[Stored data]
┌────────

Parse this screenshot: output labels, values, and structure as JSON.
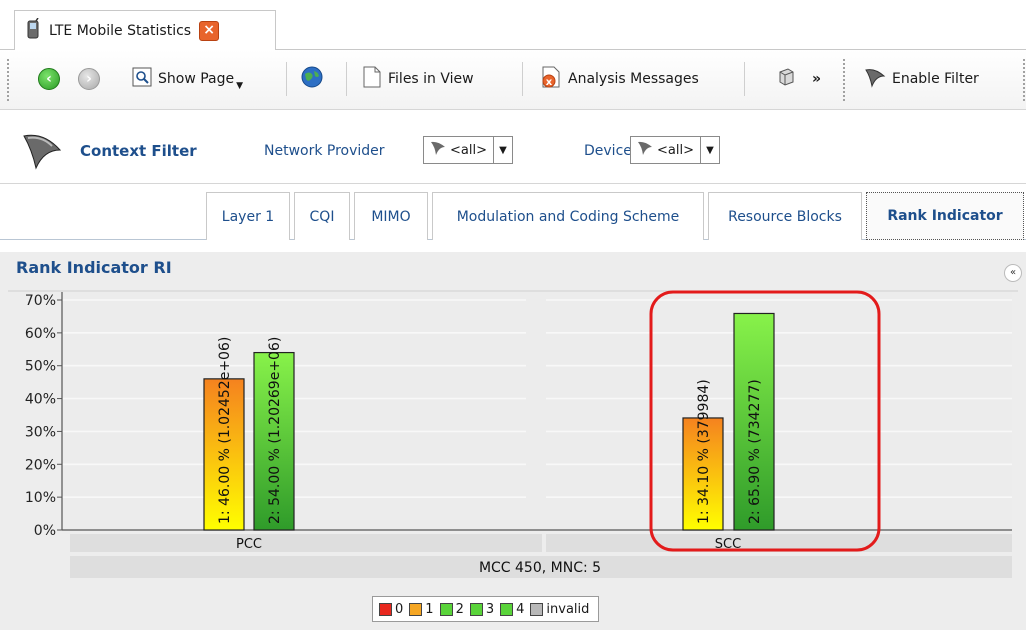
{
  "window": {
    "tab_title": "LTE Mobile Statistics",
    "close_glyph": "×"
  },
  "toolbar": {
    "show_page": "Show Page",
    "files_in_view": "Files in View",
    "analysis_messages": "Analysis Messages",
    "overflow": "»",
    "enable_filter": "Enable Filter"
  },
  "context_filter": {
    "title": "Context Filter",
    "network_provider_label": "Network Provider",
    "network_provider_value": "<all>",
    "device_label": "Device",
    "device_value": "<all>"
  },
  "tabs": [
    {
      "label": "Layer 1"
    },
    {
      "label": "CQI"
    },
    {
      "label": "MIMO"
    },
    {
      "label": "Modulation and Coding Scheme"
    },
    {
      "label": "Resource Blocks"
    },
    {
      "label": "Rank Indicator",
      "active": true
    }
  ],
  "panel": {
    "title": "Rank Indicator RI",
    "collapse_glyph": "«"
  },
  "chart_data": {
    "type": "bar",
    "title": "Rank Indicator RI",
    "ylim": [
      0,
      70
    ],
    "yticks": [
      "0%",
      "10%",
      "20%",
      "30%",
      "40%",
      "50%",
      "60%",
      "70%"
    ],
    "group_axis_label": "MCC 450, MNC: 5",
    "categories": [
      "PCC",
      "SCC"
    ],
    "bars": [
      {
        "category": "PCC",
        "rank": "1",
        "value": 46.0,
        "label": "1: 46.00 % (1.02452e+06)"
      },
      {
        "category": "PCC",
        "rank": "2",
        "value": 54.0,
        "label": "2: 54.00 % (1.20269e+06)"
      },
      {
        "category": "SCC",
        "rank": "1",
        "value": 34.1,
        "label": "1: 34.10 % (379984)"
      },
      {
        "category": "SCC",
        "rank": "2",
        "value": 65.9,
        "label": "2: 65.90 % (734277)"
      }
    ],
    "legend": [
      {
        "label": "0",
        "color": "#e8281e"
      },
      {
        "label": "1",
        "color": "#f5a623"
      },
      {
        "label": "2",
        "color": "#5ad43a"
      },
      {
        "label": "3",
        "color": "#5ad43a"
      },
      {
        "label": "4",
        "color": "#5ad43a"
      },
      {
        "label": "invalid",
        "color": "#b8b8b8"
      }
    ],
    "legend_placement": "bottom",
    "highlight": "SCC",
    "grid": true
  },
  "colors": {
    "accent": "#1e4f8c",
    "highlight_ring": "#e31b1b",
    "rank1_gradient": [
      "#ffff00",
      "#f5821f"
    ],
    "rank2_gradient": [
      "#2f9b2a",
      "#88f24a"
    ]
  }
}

└────────
┌────────

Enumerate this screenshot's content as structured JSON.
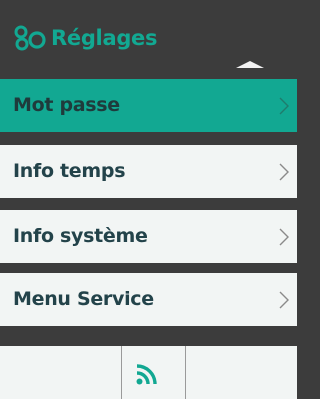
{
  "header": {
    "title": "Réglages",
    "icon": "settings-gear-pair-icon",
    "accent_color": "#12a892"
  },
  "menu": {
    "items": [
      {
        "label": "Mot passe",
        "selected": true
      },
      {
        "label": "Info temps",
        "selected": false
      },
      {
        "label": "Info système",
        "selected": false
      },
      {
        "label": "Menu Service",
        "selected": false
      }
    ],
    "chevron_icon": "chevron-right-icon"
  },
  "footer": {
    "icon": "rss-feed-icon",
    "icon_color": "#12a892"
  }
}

└────────

**TO DO**
Each line in the entries above that includes the string "this" should be extracted.

**ANSWER BELOW**
Parse this screenshot: output labels, values, and structure as JSON.
Enumerate this screenshot's content as structured JSON.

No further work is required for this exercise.